What you should do
Type out every line below exactly as it reads.

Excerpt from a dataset
┄┄┄┄┄┄

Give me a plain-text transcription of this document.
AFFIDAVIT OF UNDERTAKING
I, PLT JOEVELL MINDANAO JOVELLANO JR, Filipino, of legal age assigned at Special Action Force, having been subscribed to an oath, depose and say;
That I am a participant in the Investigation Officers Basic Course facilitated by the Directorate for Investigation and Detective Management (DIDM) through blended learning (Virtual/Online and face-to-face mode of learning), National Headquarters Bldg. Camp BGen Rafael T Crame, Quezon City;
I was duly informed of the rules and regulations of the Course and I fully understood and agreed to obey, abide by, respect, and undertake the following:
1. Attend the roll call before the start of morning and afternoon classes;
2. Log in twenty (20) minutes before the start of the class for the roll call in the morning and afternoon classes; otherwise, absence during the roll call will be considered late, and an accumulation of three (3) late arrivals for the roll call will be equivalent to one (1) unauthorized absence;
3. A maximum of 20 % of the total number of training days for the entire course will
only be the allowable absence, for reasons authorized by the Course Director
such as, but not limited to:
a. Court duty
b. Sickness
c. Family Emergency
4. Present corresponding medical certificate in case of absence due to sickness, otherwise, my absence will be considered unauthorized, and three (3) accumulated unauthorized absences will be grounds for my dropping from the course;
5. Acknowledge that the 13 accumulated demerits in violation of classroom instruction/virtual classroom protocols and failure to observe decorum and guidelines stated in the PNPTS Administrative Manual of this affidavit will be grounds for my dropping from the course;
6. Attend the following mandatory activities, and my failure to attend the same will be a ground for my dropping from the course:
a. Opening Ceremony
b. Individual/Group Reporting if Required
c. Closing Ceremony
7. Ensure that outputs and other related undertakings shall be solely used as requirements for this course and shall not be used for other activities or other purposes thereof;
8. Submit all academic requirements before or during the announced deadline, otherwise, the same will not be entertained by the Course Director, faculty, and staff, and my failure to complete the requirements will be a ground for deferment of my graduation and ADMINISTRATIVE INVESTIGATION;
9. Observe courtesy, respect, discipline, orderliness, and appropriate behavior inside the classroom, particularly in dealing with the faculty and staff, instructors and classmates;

┄┄┄┄┄┄

Correct response
Give me a plain-text transcription of this document.
AFFIDAVIT OF UNDERTAKING
I, PLT JOEVELL MINDANAO JOVELLANO JR, Filipino, of legal age assigned at Special Action Force, having been subscribed to an oath, depose and say;
That I am a participant in the Investigation Officers Basic Course facilitated by the Directorate for Investigation and Detective Management (DIDM) through blended learning (Virtual/Online and face-to-face mode of learning), National Headquarters Bldg. Camp BGen Rafael T Crame, Quezon City;
I was duly informed of the rules and regulations of the Course and I fully understood and agreed to obey, abide by, respect, and undertake the following:
1. Attend the roll call before the start of morning and afternoon classes;
2. Log in twenty (20) minutes before the start of the class for the roll call in the morning and afternoon classes; otherwise, absence during the roll call will be considered late, and an accumulation of three (3) late arrivals for the roll call will be equivalent to one (1) unauthorized absence;
3. A maximum of 20 % of the total number of training days for the entire course will
only be the allowable absence, for reasons authorized by the Course Director
such as, but not limited to:
a. Court duty
b. Sickness
c. Family Emergency
4. Present corresponding medical certificate in case of absence due to sickness, otherwise, my absence will be considered unauthorized, and three (3) accumulated unauthorized absences will be grounds for my dropping from the course;
5. Acknowledge that the 13 accumulated demerits in violation of classroom instruction/virtual classroom protocols and failure to observe decorum and guidelines stated in the PNPTS Administrative Manual of this affidavit will be grounds for my dropping from the course;
6. Attend the following mandatory activities, and my failure to attend the same will be a ground for my dropping from the course:
a. Opening Ceremony
b. Individual/Group Reporting if Required
c. Closing Ceremony
7. Ensure that outputs and other related undertakings shall be solely used as requirements for this course and shall not be used for other activities or other purposes thereof;
8. Submit all academic requirements before or during the announced deadline, otherwise, the same will not be entertained by the Course Director, faculty, and staff, and my failure to complete the requirements will be a ground for deferment of my graduation and ADMINISTRATIVE INVESTIGATION;
9. Observe courtesy, respect, discipline, orderliness, and appropriate behavior inside the classroom, particularly in dealing with the faculty and staff, instructors and classmates;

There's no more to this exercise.